[Brief 1] In the listing, swap "chart-title" for "chart-heading" in the stretch from the start of the listing through the line containing "current-price-value: 4886.69 [570,85,597,94]", and give those lines back with nothing else changed.

[Quoted passage]
———
Studio album by McCoy Tyner
- Released: 1988
- Recorded: July 9, 1987
- Genre: Jazz
- Label: Impulse!

McCoy Tyner chronology
| Bon Voyage (1986) | Blues for Coltrane (1988) | Live at the Musicians Exchange Cafe (1987) |

= Blues for Coltrane: A Tribute to John Coltrane =

Blues for Coltrane: A Tribute to John Coltrane is a 1987 album by jazz pianist McCoy Tyner released on the Impulse! label. It features performances by Tyner, tenor saxophonists David Murray and Pharoah Sanders, bassist Cecil McBee and drummer Roy Haynes. The album received a Grammy Award for Best Jazz Instrumental Performance in 1988.
———
[Data entries]
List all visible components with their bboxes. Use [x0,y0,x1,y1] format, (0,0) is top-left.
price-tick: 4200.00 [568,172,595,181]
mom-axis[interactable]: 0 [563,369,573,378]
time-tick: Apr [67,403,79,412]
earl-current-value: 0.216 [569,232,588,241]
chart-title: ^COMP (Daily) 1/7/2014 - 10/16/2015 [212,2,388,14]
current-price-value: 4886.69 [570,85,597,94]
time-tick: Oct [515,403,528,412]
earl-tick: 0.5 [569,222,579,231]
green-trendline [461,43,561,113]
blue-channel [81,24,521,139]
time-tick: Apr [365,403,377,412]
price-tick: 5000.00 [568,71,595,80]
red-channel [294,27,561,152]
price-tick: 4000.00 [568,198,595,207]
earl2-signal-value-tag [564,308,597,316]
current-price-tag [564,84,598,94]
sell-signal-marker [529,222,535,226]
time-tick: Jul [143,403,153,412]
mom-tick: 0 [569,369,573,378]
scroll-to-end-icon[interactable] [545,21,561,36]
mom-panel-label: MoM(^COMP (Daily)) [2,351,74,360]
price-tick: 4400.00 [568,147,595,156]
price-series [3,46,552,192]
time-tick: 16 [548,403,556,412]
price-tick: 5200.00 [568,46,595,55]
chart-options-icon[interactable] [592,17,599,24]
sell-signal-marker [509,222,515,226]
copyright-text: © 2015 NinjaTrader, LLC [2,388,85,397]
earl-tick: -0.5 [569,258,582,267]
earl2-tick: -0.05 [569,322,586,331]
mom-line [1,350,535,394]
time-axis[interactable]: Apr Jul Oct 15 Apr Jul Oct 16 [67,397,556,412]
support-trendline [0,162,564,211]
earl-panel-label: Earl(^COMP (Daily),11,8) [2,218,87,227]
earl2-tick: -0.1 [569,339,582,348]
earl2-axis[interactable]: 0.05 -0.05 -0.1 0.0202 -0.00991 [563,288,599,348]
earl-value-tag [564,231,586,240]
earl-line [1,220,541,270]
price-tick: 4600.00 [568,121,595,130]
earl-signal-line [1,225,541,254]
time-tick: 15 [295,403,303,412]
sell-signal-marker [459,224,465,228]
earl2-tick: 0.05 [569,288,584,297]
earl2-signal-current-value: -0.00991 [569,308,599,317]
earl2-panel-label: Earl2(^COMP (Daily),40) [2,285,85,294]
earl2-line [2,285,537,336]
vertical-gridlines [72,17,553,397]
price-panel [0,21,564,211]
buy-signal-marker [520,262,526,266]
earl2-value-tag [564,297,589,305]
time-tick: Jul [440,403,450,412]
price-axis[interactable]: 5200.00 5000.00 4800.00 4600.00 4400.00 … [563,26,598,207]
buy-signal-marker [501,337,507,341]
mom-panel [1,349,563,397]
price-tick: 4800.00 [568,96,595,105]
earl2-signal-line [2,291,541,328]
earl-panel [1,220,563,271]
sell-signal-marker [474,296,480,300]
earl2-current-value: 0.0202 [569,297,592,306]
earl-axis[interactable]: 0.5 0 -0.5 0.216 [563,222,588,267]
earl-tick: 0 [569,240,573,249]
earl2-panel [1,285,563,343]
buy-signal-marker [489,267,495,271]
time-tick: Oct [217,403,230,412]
———
[Brief 2] Pick up the article on McCoy Tyner's Blues for Coltrane album where it stops, and write the next part.

[Output 1]
List all visible components with their bboxes. Use [x0,y0,x1,y1] format, (0,0) is top-left.
price-tick: 4200.00 [568,172,595,181]
mom-axis[interactable]: 0 [563,369,573,378]
time-tick: Apr [67,403,79,412]
earl-current-value: 0.216 [569,232,588,241]
chart-heading: ^COMP (Daily) 1/7/2014 - 10/16/2015 [212,2,388,14]
current-price-value: 4886.69 [570,85,597,94]

[Output 2]
Professional ratings
Review scores
| Source | Rating |
| Allmusic |  |

== Track listing ==
1. "Bluesin' For John C." (Tyner)
2. "Naima" (Coltrane)
3. "The Promise" (Coltrane)
4. "Lazy Bird" (Coltrane)
5. "I Want to Talk About You" (Eckstine)
6. "Last of the Hipmen" (Murray)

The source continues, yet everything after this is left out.